Data entries for graphics
^^^^^^^^^^^^^^^^
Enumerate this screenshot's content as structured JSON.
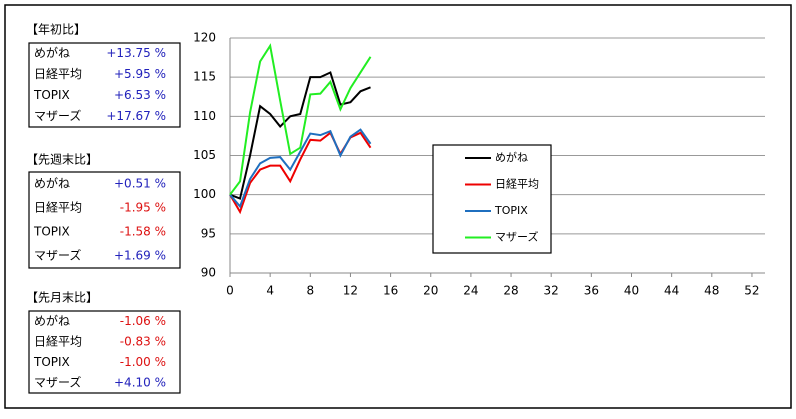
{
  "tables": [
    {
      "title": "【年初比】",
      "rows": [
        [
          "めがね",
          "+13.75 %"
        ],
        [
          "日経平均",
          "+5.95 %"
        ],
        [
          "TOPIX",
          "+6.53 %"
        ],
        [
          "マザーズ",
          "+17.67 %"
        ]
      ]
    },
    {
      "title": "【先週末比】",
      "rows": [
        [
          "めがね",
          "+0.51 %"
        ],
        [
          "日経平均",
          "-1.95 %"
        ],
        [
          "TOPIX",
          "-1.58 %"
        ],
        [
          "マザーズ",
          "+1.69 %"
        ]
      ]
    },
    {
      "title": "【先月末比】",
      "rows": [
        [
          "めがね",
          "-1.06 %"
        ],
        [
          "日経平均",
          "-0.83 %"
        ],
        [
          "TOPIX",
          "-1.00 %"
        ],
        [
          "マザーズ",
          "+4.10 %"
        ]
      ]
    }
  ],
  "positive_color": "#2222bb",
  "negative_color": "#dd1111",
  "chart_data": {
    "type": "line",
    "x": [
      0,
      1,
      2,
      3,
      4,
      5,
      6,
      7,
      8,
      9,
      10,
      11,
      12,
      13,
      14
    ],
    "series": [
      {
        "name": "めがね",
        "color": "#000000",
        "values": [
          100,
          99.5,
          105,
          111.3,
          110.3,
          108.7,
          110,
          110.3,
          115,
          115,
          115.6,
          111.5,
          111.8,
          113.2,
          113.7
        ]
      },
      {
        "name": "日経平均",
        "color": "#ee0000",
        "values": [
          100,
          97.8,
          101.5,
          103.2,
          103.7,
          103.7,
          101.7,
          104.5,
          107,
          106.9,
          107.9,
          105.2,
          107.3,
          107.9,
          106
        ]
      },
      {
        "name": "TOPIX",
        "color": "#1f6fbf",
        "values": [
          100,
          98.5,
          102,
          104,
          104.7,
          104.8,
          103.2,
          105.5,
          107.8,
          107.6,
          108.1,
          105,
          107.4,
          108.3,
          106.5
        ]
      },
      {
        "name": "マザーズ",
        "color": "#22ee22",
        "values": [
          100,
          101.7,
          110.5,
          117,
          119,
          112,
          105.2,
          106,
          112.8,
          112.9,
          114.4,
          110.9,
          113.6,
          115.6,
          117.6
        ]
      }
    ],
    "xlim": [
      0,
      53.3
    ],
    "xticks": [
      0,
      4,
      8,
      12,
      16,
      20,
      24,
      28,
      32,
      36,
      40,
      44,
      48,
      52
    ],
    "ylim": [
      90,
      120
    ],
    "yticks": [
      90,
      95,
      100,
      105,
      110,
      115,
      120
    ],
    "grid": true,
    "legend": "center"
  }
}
^^^^^^^^^^^^^^^^
TASK OBJECTIVE
Every line above should be returned exactly; the pictures stay out.

RESULT OF THIS EXERCISE
Enumerate this screenshot's content as structured JSON.
{
  "tables": [
    {
      "title": "【年初比】",
      "rows": [
        [
          "めがね",
          "+13.75 %"
        ],
        [
          "日経平均",
          "+5.95 %"
        ],
        [
          "TOPIX",
          "+6.53 %"
        ],
        [
          "マザーズ",
          "+17.67 %"
        ]
      ]
    },
    {
      "title": "【先週末比】",
      "rows": [
        [
          "めがね",
          "+0.51 %"
        ],
        [
          "日経平均",
          "-1.95 %"
        ],
        [
          "TOPIX",
          "-1.58 %"
        ],
        [
          "マザーズ",
          "+1.69 %"
        ]
      ]
    },
    {
      "title": "【先月末比】",
      "rows": [
        [
          "めがね",
          "-1.06 %"
        ],
        [
          "日経平均",
          "-0.83 %"
        ],
        [
          "TOPIX",
          "-1.00 %"
        ],
        [
          "マザーズ",
          "+4.10 %"
        ]
      ]
    }
  ],
  "positive_color": "#2222bb",
  "negative_color": "#dd1111",
  "chart_data": {
    "type": "line",
    "x": [
      0,
      1,
      2,
      3,
      4,
      5,
      6,
      7,
      8,
      9,
      10,
      11,
      12,
      13,
      14
    ],
    "series": [
      {
        "name": "めがね",
        "color": "#000000",
        "values": [
          100,
          99.5,
          105,
          111.3,
          110.3,
          108.7,
          110,
          110.3,
          115,
          115,
          115.6,
          111.5,
          111.8,
          113.2,
          113.7
        ]
      },
      {
        "name": "日経平均",
        "color": "#ee0000",
        "values": [
          100,
          97.8,
          101.5,
          103.2,
          103.7,
          103.7,
          101.7,
          104.5,
          107,
          106.9,
          107.9,
          105.2,
          107.3,
          107.9,
          106
        ]
      },
      {
        "name": "TOPIX",
        "color": "#1f6fbf",
        "values": [
          100,
          98.5,
          102,
          104,
          104.7,
          104.8,
          103.2,
          105.5,
          107.8,
          107.6,
          108.1,
          105,
          107.4,
          108.3,
          106.5
        ]
      },
      {
        "name": "マザーズ",
        "color": "#22ee22",
        "values": [
          100,
          101.7,
          110.5,
          117,
          119,
          112,
          105.2,
          106,
          112.8,
          112.9,
          114.4,
          110.9,
          113.6,
          115.6,
          117.6
        ]
      }
    ],
    "xlim": [
      0,
      53.3
    ],
    "xticks": [
      0,
      4,
      8,
      12,
      16,
      20,
      24,
      28,
      32,
      36,
      40,
      44,
      48,
      52
    ],
    "ylim": [
      90,
      120
    ],
    "yticks": [
      90,
      95,
      100,
      105,
      110,
      115,
      120
    ],
    "grid": true,
    "legend": "center"
  }
}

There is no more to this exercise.